- _Requirement_:
Here are some records; copy every line that holds the word "일반사용자".

──────────

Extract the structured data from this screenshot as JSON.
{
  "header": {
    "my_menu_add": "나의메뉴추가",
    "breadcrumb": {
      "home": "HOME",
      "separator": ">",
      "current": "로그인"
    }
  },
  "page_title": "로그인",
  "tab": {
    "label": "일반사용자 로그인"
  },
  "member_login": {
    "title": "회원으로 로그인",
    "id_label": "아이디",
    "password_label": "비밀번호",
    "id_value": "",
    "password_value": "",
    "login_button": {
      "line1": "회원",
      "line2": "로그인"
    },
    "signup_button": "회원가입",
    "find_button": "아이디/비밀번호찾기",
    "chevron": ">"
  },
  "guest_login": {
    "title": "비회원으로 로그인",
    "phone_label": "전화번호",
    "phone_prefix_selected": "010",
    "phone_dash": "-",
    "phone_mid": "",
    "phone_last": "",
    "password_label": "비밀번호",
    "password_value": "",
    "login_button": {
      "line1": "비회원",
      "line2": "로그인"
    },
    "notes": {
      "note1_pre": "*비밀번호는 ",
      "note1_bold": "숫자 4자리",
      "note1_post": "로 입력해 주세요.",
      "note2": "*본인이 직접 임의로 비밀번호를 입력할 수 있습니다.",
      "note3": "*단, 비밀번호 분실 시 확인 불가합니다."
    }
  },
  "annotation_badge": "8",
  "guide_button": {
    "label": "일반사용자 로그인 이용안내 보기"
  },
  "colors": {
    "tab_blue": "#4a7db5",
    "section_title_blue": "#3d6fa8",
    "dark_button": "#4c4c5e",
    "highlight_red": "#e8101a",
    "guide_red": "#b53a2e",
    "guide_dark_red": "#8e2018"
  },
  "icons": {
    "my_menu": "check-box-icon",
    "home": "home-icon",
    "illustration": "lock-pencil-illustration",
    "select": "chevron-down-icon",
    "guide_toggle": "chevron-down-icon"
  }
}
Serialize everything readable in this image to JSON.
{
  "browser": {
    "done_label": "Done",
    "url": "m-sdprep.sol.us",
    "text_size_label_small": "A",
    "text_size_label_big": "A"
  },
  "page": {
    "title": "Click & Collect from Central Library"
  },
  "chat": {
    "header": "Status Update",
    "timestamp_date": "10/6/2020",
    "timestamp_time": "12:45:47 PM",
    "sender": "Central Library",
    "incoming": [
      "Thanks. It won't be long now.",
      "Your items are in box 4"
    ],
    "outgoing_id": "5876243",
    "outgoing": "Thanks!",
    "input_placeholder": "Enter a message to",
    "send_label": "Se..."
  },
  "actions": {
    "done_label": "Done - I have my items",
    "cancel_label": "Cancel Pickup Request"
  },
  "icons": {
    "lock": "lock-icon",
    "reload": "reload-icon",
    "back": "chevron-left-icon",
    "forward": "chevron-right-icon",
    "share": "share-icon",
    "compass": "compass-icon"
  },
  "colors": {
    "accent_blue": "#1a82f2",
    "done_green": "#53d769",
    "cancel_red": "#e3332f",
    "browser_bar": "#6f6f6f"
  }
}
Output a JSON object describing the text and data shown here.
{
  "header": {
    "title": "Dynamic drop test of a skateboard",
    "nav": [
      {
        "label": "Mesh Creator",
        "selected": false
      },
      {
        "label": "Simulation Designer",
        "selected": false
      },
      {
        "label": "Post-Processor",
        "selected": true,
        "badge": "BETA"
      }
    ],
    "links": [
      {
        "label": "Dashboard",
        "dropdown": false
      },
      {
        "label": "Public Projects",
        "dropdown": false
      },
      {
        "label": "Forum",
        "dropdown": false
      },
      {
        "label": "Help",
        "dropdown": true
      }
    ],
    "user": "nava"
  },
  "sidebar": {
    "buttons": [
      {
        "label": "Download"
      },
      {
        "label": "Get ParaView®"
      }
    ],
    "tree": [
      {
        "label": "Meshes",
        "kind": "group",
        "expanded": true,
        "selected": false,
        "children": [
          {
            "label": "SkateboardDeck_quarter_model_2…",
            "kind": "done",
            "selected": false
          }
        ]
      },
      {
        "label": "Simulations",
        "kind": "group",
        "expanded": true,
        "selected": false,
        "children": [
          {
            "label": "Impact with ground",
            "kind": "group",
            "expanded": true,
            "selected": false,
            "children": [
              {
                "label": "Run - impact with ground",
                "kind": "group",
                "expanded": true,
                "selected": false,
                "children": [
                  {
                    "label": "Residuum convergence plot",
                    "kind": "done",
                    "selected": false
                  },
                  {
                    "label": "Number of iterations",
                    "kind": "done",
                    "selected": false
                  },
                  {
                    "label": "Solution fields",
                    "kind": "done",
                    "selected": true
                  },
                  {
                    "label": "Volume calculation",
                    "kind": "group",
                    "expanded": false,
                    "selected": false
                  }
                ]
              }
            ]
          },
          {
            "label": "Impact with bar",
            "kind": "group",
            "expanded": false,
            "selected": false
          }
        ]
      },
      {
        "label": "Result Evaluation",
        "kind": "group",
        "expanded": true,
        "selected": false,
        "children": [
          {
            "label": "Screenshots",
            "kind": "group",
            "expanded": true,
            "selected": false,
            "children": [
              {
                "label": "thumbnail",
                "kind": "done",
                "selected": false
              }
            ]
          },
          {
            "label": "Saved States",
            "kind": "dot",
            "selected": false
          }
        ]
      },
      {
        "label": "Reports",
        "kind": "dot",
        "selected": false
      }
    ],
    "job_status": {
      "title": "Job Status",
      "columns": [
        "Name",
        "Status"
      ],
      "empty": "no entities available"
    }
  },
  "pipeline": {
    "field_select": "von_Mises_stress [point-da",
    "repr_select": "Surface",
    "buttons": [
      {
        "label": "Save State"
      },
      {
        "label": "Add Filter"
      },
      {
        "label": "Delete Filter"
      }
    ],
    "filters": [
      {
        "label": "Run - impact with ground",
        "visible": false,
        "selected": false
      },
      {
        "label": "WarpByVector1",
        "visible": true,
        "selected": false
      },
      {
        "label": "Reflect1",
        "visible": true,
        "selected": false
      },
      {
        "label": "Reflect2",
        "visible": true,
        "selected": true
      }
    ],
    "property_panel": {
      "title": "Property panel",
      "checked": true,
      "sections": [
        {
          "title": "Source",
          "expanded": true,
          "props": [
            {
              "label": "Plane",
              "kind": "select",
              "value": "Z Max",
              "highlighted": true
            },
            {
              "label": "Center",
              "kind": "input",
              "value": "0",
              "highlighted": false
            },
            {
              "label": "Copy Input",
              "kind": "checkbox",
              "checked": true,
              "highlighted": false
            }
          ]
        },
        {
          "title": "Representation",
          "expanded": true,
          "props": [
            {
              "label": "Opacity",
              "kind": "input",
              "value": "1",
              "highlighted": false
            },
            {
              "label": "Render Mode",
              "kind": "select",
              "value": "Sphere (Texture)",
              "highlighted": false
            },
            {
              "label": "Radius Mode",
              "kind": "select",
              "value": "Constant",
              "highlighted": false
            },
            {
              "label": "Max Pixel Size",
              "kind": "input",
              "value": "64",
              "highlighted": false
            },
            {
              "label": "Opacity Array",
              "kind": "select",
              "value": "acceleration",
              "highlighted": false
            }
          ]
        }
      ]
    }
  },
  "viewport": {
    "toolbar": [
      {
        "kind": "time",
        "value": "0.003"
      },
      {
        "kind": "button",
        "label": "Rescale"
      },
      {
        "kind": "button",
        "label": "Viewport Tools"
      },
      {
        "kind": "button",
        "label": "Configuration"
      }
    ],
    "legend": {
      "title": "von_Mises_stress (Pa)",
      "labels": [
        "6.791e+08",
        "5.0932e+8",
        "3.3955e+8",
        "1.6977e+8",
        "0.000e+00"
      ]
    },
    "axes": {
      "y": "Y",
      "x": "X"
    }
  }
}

──────────

- _Written response_:
    "label": "일반사용자 로그인"
    "label": "일반사용자 로그인 이용안내 보기"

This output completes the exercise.